__REQUIREMENT__
Examine the entries below, count the lines holding the string "removing", and respond with the number only.

(Records about charts and figures)
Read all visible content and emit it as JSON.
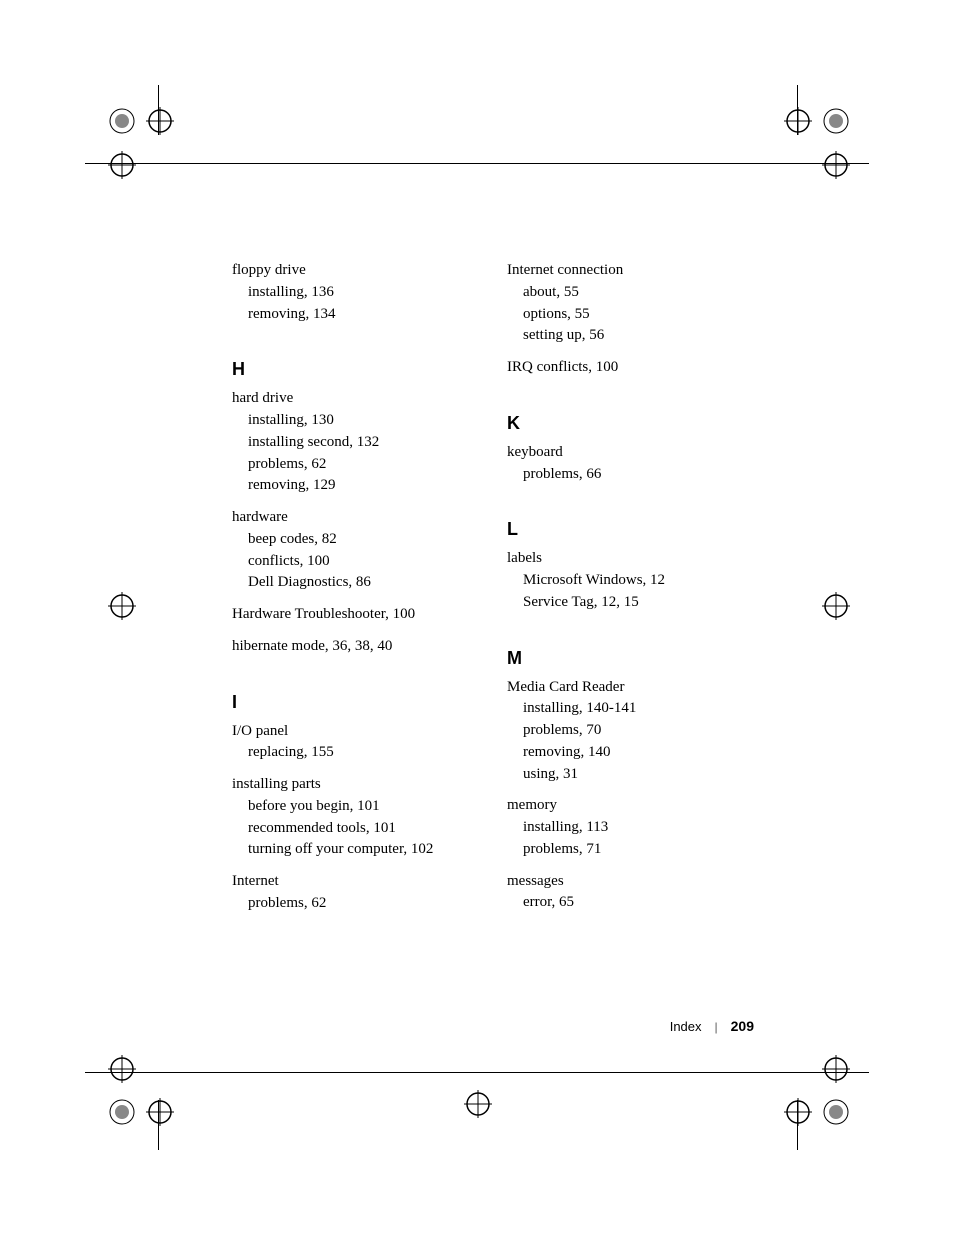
{
  "left_column": [
    {
      "term": "floppy drive",
      "subs": [
        "installing, 136",
        "removing, 134"
      ]
    }
  ],
  "sections_left": [
    {
      "letter": "H",
      "entries": [
        {
          "term": "hard drive",
          "subs": [
            "installing, 130",
            "installing second, 132",
            "problems, 62",
            "removing, 129"
          ]
        },
        {
          "term": "hardware",
          "subs": [
            "beep codes, 82",
            "conflicts, 100",
            "Dell Diagnostics, 86"
          ]
        },
        {
          "term": "Hardware Troubleshooter, 100",
          "subs": []
        },
        {
          "term": "hibernate mode, 36, 38, 40",
          "subs": []
        }
      ]
    },
    {
      "letter": "I",
      "entries": [
        {
          "term": "I/O panel",
          "subs": [
            "replacing, 155"
          ]
        },
        {
          "term": "installing parts",
          "subs": [
            "before you begin, 101",
            "recommended tools, 101",
            "turning off your computer, 102"
          ]
        },
        {
          "term": "Internet",
          "subs": [
            "problems, 62"
          ]
        }
      ]
    }
  ],
  "right_top": [
    {
      "term": "Internet connection",
      "subs": [
        "about, 55",
        "options, 55",
        "setting up, 56"
      ]
    },
    {
      "term": "IRQ conflicts, 100",
      "subs": []
    }
  ],
  "sections_right": [
    {
      "letter": "K",
      "entries": [
        {
          "term": "keyboard",
          "subs": [
            "problems, 66"
          ]
        }
      ]
    },
    {
      "letter": "L",
      "entries": [
        {
          "term": "labels",
          "subs": [
            "Microsoft Windows, 12",
            "Service Tag, 12, 15"
          ]
        }
      ]
    },
    {
      "letter": "M",
      "entries": [
        {
          "term": "Media Card Reader",
          "subs": [
            "installing, 140-141",
            "problems, 70",
            "removing, 140",
            "using, 31"
          ]
        },
        {
          "term": "memory",
          "subs": [
            "installing, 113",
            "problems, 71"
          ]
        },
        {
          "term": "messages",
          "subs": [
            "error, 65"
          ]
        }
      ]
    }
  ],
  "footer": {
    "label": "Index",
    "page": "209"
  },
  "style": {
    "body_font": "Georgia",
    "letter_font": "Arial",
    "text_color": "#000000",
    "bg_color": "#ffffff",
    "entry_fontsize": 15,
    "letter_fontsize": 18
  }
}
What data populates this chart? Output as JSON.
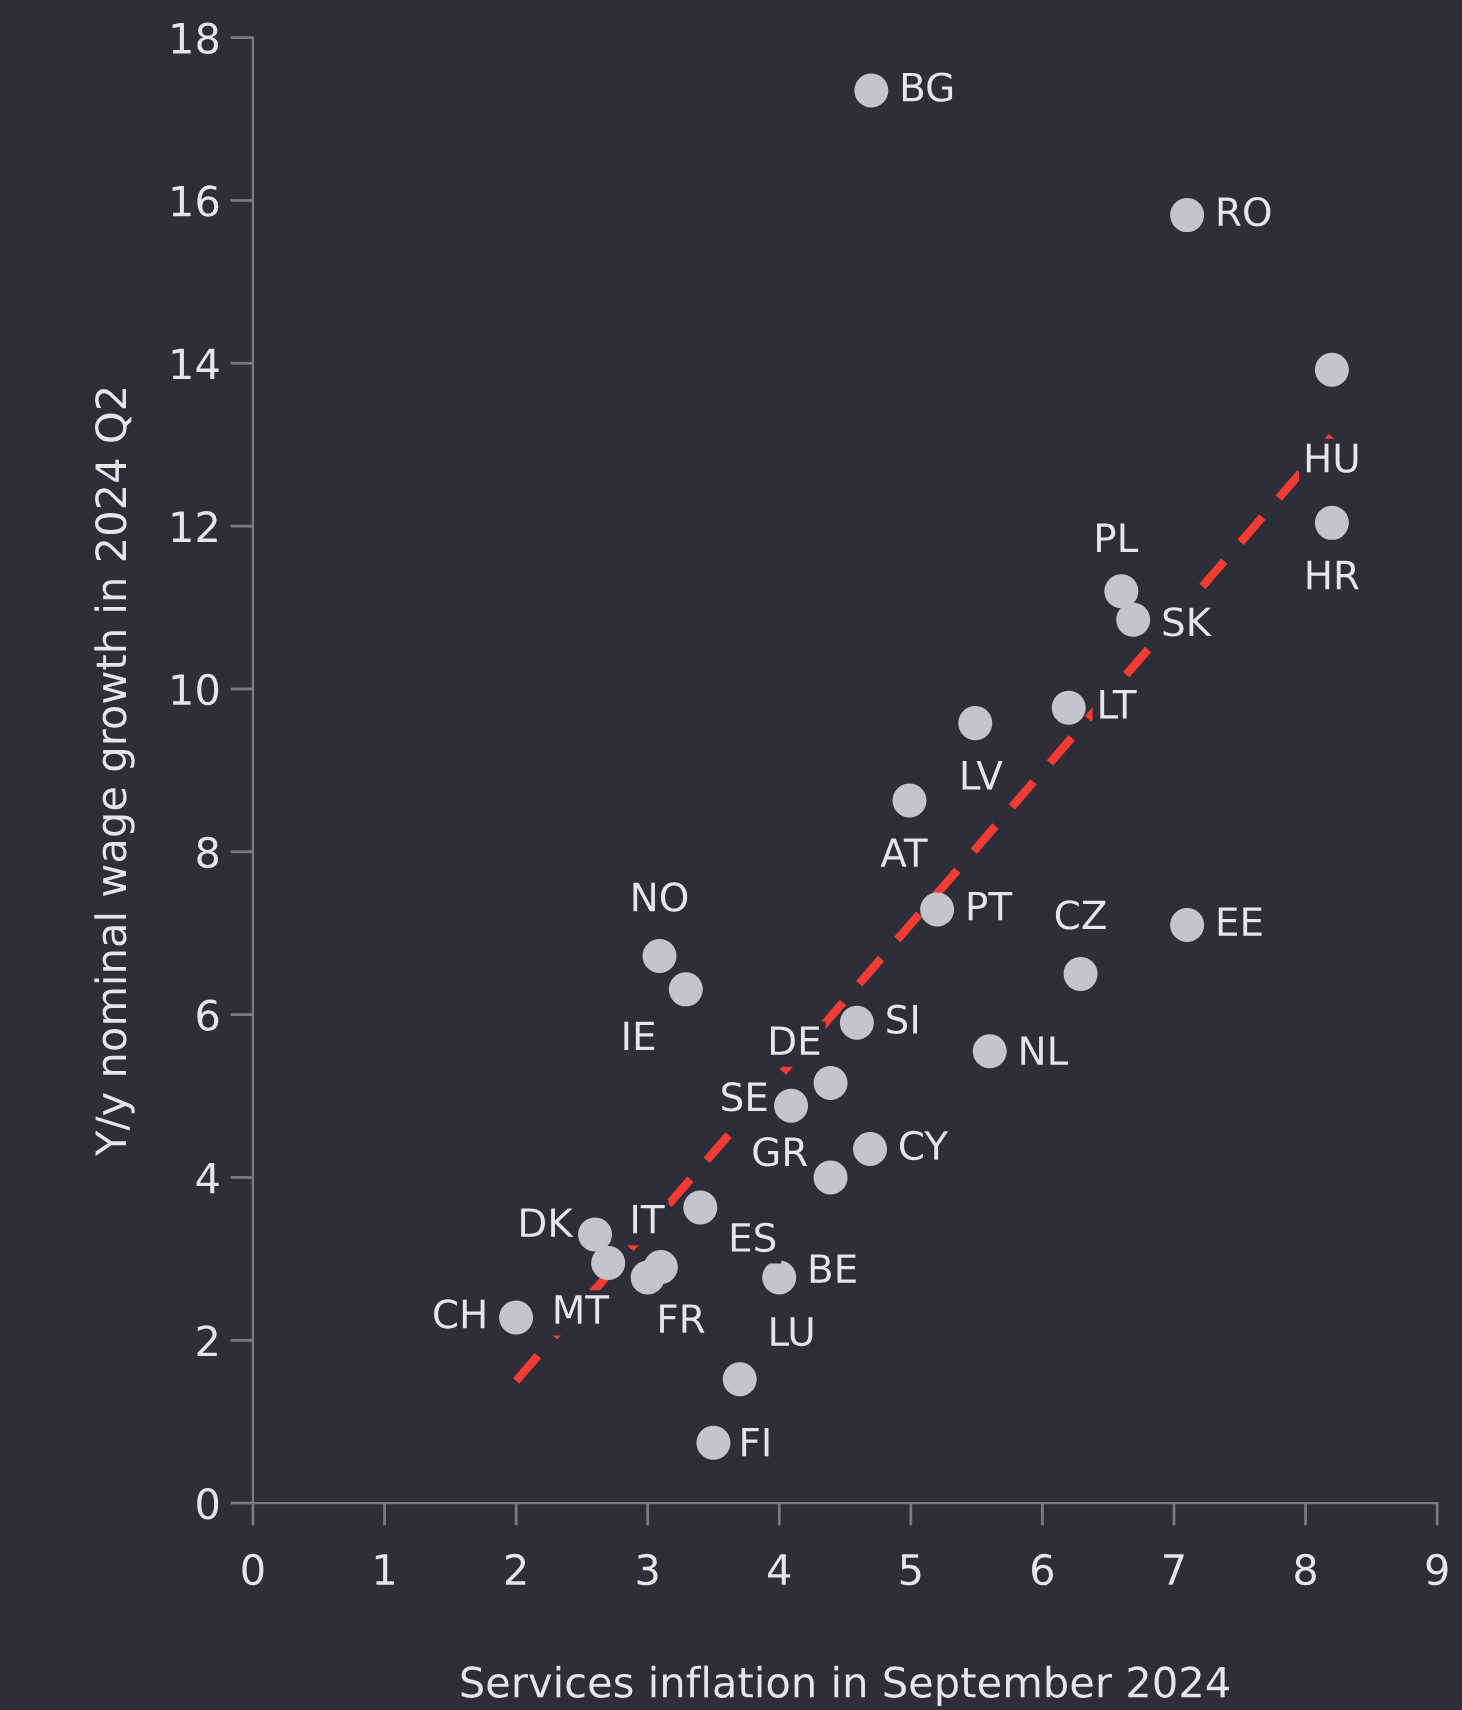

__ANSWER TO THE EXERCISE__
3